YOUR OBJECTIVE:
Search the records for "range". Copy every line where it appears.

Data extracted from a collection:
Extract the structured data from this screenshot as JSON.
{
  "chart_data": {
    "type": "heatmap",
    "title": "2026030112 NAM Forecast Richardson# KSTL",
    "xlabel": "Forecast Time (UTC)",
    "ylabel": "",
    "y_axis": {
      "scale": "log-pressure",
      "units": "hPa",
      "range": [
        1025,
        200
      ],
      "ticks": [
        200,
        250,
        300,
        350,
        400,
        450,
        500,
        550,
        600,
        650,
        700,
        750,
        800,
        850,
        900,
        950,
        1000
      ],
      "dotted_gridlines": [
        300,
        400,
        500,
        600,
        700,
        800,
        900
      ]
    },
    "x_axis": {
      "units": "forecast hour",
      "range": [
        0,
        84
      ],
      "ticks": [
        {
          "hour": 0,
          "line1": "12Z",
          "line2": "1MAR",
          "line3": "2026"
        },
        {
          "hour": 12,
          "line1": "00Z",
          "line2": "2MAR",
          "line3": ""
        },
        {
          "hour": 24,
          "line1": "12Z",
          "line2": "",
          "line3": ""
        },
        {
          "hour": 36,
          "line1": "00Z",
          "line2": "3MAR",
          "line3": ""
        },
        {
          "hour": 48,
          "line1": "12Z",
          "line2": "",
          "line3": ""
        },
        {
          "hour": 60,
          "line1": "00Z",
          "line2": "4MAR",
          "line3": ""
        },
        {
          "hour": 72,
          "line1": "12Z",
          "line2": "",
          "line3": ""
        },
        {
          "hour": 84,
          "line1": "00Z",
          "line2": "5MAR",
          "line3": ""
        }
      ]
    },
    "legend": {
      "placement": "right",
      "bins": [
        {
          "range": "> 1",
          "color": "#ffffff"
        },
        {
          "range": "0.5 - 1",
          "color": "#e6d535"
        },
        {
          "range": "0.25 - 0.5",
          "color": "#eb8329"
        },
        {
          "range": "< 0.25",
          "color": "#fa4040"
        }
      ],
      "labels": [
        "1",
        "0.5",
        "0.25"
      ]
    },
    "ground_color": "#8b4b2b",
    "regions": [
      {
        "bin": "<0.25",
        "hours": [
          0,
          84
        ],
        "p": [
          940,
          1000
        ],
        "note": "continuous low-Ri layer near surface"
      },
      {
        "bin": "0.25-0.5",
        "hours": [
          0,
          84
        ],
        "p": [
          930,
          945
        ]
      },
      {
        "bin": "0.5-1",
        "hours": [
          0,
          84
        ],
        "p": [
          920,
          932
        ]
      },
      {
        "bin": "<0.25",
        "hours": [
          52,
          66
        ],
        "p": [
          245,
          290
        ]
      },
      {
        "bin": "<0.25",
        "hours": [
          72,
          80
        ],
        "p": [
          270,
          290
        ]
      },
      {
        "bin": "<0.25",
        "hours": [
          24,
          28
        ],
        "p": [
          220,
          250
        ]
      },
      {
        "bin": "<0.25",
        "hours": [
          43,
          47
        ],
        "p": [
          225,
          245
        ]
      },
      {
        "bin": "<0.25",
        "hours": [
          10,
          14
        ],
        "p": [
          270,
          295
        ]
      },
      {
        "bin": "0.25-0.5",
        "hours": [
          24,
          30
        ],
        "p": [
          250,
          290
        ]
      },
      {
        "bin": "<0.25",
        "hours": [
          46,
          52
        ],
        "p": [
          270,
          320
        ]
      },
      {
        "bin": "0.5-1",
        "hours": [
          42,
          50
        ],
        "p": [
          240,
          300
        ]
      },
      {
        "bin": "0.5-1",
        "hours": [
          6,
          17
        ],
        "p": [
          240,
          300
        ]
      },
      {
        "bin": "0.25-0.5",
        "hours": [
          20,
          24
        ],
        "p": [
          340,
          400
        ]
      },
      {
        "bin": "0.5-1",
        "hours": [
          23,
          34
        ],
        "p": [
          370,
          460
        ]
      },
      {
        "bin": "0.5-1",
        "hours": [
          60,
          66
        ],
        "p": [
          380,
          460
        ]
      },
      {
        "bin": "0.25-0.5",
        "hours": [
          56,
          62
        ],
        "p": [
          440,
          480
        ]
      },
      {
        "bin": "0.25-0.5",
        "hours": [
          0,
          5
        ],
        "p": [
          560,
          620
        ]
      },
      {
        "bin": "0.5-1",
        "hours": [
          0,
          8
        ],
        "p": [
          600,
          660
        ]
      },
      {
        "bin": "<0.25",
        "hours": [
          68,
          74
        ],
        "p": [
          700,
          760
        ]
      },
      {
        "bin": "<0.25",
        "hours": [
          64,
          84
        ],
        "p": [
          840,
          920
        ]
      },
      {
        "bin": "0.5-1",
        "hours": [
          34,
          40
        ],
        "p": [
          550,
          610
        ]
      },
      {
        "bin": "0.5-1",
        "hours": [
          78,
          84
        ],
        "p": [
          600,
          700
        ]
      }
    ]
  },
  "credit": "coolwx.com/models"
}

WORKED SOLUTION:
      "range": [
      "range": [
          "range": "> 1",
          "range": "0.5 - 1",
          "range": "0.25 - 0.5",
          "range": "< 0.25",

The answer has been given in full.